The request –
Reproduce the records below verbatim, keeping every line and its order unchanged.

***** Data provided

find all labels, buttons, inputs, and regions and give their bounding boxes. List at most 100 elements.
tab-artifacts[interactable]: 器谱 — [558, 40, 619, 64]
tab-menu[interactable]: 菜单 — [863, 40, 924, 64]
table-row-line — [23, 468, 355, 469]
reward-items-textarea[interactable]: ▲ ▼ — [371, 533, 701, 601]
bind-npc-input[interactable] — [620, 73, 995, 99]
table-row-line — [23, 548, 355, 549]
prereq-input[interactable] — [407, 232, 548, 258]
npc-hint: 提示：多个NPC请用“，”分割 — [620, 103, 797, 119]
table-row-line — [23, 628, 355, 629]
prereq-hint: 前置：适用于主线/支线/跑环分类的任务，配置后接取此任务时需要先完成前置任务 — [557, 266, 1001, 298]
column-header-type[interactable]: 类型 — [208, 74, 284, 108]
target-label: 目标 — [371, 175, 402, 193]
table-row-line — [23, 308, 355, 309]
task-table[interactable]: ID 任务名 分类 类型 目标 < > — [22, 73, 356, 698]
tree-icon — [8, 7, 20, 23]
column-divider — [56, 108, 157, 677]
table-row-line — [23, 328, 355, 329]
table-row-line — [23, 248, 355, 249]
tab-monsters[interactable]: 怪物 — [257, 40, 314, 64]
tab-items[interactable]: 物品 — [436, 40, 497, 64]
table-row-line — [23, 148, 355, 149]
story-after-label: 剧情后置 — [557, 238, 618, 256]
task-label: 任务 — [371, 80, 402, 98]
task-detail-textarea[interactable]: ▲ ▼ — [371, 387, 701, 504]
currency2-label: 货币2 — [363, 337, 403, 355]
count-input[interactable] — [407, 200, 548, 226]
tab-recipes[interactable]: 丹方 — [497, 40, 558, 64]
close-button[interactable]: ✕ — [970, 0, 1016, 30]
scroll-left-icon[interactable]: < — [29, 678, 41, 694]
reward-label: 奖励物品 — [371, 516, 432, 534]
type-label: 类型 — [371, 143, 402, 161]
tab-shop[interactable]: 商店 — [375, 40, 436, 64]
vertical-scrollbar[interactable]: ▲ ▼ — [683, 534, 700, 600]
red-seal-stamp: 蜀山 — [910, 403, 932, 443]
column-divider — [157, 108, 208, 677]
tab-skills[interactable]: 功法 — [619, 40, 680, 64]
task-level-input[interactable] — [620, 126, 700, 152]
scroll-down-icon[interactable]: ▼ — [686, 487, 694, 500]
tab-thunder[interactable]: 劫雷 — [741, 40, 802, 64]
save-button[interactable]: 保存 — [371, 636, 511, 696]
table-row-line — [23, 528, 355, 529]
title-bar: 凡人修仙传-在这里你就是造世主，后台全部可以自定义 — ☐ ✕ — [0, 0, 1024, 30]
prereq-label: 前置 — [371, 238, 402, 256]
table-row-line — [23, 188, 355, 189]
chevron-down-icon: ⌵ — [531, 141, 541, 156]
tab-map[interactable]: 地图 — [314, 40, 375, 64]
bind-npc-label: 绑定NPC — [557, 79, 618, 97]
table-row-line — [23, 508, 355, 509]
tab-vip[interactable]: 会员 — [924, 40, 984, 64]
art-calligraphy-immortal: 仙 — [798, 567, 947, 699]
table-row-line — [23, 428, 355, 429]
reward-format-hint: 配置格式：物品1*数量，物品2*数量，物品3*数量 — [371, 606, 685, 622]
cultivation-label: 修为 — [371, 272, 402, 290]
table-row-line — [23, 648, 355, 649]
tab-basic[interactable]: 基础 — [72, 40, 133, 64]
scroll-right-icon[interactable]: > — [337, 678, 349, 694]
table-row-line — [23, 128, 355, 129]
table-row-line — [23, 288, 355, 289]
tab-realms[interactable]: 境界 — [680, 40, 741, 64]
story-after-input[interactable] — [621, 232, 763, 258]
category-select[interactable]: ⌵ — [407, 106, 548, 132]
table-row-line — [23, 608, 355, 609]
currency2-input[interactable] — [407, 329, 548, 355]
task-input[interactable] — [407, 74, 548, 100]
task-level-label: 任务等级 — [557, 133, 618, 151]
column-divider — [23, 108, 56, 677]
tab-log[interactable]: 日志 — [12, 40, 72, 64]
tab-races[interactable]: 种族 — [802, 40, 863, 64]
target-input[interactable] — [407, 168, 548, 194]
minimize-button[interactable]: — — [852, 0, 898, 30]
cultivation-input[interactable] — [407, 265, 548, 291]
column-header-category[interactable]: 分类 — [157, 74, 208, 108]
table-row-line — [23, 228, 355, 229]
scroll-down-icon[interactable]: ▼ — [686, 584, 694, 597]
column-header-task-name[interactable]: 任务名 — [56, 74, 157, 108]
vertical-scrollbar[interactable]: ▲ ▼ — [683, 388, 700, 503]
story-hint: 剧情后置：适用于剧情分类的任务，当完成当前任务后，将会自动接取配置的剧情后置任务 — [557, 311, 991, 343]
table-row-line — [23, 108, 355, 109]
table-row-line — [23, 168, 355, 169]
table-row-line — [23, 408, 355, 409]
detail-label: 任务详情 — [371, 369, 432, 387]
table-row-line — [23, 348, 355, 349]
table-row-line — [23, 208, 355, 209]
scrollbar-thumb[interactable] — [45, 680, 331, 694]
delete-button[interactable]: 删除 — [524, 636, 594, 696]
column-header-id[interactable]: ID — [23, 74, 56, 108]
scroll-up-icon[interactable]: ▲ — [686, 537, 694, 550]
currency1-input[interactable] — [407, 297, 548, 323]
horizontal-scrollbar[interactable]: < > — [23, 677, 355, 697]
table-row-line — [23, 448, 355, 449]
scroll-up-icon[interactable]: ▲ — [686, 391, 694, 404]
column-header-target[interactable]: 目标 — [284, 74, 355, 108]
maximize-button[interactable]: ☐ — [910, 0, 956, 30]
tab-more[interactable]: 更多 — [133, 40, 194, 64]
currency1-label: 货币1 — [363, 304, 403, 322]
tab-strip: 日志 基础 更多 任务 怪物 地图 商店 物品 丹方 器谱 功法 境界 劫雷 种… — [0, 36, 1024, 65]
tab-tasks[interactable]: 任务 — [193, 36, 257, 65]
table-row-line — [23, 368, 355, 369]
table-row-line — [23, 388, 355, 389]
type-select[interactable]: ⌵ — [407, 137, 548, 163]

**********

Answer in full –
find all labels, buttons, inputs, and regions and give their bounding boxes. List at most 100 elements.
tab-artifacts[interactable]: 器谱 — [558, 40, 619, 64]
tab-menu[interactable]: 菜单 — [863, 40, 924, 64]
table-row-line — [23, 468, 355, 469]
reward-items-textarea[interactable]: ▲ ▼ — [371, 533, 701, 601]
bind-npc-input[interactable] — [620, 73, 995, 99]
table-row-line — [23, 548, 355, 549]
prereq-input[interactable] — [407, 232, 548, 258]
npc-hint: 提示：多个NPC请用“，”分割 — [620, 103, 797, 119]
table-row-line — [23, 628, 355, 629]
prereq-hint: 前置：适用于主线/支线/跑环分类的任务，配置后接取此任务时需要先完成前置任务 — [557, 266, 1001, 298]
column-header-type[interactable]: 类型 — [208, 74, 284, 108]
target-label: 目标 — [371, 175, 402, 193]
table-row-line — [23, 308, 355, 309]
task-table[interactable]: ID 任务名 分类 类型 目标 < > — [22, 73, 356, 698]
tree-icon — [8, 7, 20, 23]
column-divider — [56, 108, 157, 677]
table-row-line — [23, 328, 355, 329]
table-row-line — [23, 248, 355, 249]
tab-monsters[interactable]: 怪物 — [257, 40, 314, 64]
tab-items[interactable]: 物品 — [436, 40, 497, 64]
table-row-line — [23, 148, 355, 149]
story-after-label: 剧情后置 — [557, 238, 618, 256]
task-label: 任务 — [371, 80, 402, 98]
task-detail-textarea[interactable]: ▲ ▼ — [371, 387, 701, 504]
currency2-label: 货币2 — [363, 337, 403, 355]
count-input[interactable] — [407, 200, 548, 226]
tab-recipes[interactable]: 丹方 — [497, 40, 558, 64]
close-button[interactable]: ✕ — [970, 0, 1016, 30]
scroll-left-icon[interactable]: < — [29, 678, 41, 694]
reward-label: 奖励物品 — [371, 516, 432, 534]
type-label: 类型 — [371, 143, 402, 161]
tab-shop[interactable]: 商店 — [375, 40, 436, 64]
vertical-scrollbar[interactable]: ▲ ▼ — [683, 534, 700, 600]
red-seal-stamp: 蜀山 — [910, 403, 932, 443]
column-divider — [157, 108, 208, 677]
tab-skills[interactable]: 功法 — [619, 40, 680, 64]
task-level-input[interactable] — [620, 126, 700, 152]
scroll-down-icon[interactable]: ▼ — [686, 487, 694, 500]
tab-thunder[interactable]: 劫雷 — [741, 40, 802, 64]
save-button[interactable]: 保存 — [371, 636, 511, 696]
table-row-line — [23, 528, 355, 529]
title-bar: 凡人修仙传-在这里你就是造世主，后台全部可以自定义 — ☐ ✕ — [0, 0, 1024, 30]
prereq-label: 前置 — [371, 238, 402, 256]
table-row-line — [23, 188, 355, 189]
chevron-down-icon: ⌵ — [531, 141, 541, 156]
tab-map[interactable]: 地图 — [314, 40, 375, 64]
bind-npc-label: 绑定NPC — [557, 79, 618, 97]
table-row-line — [23, 508, 355, 509]
tab-vip[interactable]: 会员 — [924, 40, 984, 64]
art-calligraphy-immortal: 仙 — [798, 567, 947, 699]
table-row-line — [23, 428, 355, 429]
reward-format-hint: 配置格式：物品1*数量，物品2*数量，物品3*数量 — [371, 606, 685, 622]
cultivation-label: 修为 — [371, 272, 402, 290]
table-row-line — [23, 648, 355, 649]
tab-basic[interactable]: 基础 — [72, 40, 133, 64]
scroll-right-icon[interactable]: > — [337, 678, 349, 694]
table-row-line — [23, 128, 355, 129]
table-row-line — [23, 288, 355, 289]
tab-realms[interactable]: 境界 — [680, 40, 741, 64]
story-after-input[interactable] — [621, 232, 763, 258]
category-select[interactable]: ⌵ — [407, 106, 548, 132]
table-row-line — [23, 608, 355, 609]
currency2-input[interactable] — [407, 329, 548, 355]
task-input[interactable] — [407, 74, 548, 100]
task-level-label: 任务等级 — [557, 133, 618, 151]
column-divider — [23, 108, 56, 677]
tab-log[interactable]: 日志 — [12, 40, 72, 64]
tab-races[interactable]: 种族 — [802, 40, 863, 64]
target-input[interactable] — [407, 168, 548, 194]
minimize-button[interactable]: — — [852, 0, 898, 30]
cultivation-input[interactable] — [407, 265, 548, 291]
column-header-category[interactable]: 分类 — [157, 74, 208, 108]
table-row-line — [23, 228, 355, 229]
scroll-down-icon[interactable]: ▼ — [686, 584, 694, 597]
column-header-task-name[interactable]: 任务名 — [56, 74, 157, 108]
vertical-scrollbar[interactable]: ▲ ▼ — [683, 388, 700, 503]
story-hint: 剧情后置：适用于剧情分类的任务，当完成当前任务后，将会自动接取配置的剧情后置任务 — [557, 311, 991, 343]
table-row-line — [23, 108, 355, 109]
table-row-line — [23, 168, 355, 169]
table-row-line — [23, 408, 355, 409]
detail-label: 任务详情 — [371, 369, 432, 387]
table-row-line — [23, 348, 355, 349]
table-row-line — [23, 208, 355, 209]
scrollbar-thumb[interactable] — [45, 680, 331, 694]
delete-button[interactable]: 删除 — [524, 636, 594, 696]
column-header-id[interactable]: ID — [23, 74, 56, 108]
scroll-up-icon[interactable]: ▲ — [686, 537, 694, 550]
currency1-input[interactable] — [407, 297, 548, 323]
horizontal-scrollbar[interactable]: < > — [23, 677, 355, 697]
table-row-line — [23, 448, 355, 449]
scroll-up-icon[interactable]: ▲ — [686, 391, 694, 404]
column-header-target[interactable]: 目标 — [284, 74, 355, 108]
maximize-button[interactable]: ☐ — [910, 0, 956, 30]
tab-more[interactable]: 更多 — [133, 40, 194, 64]
currency1-label: 货币1 — [363, 304, 403, 322]
tab-strip: 日志 基础 更多 任务 怪物 地图 商店 物品 丹方 器谱 功法 境界 劫雷 种… — [0, 36, 1024, 65]
tab-tasks[interactable]: 任务 — [193, 36, 257, 65]
table-row-line — [23, 368, 355, 369]
table-row-line — [23, 388, 355, 389]
type-select[interactable]: ⌵ — [407, 137, 548, 163]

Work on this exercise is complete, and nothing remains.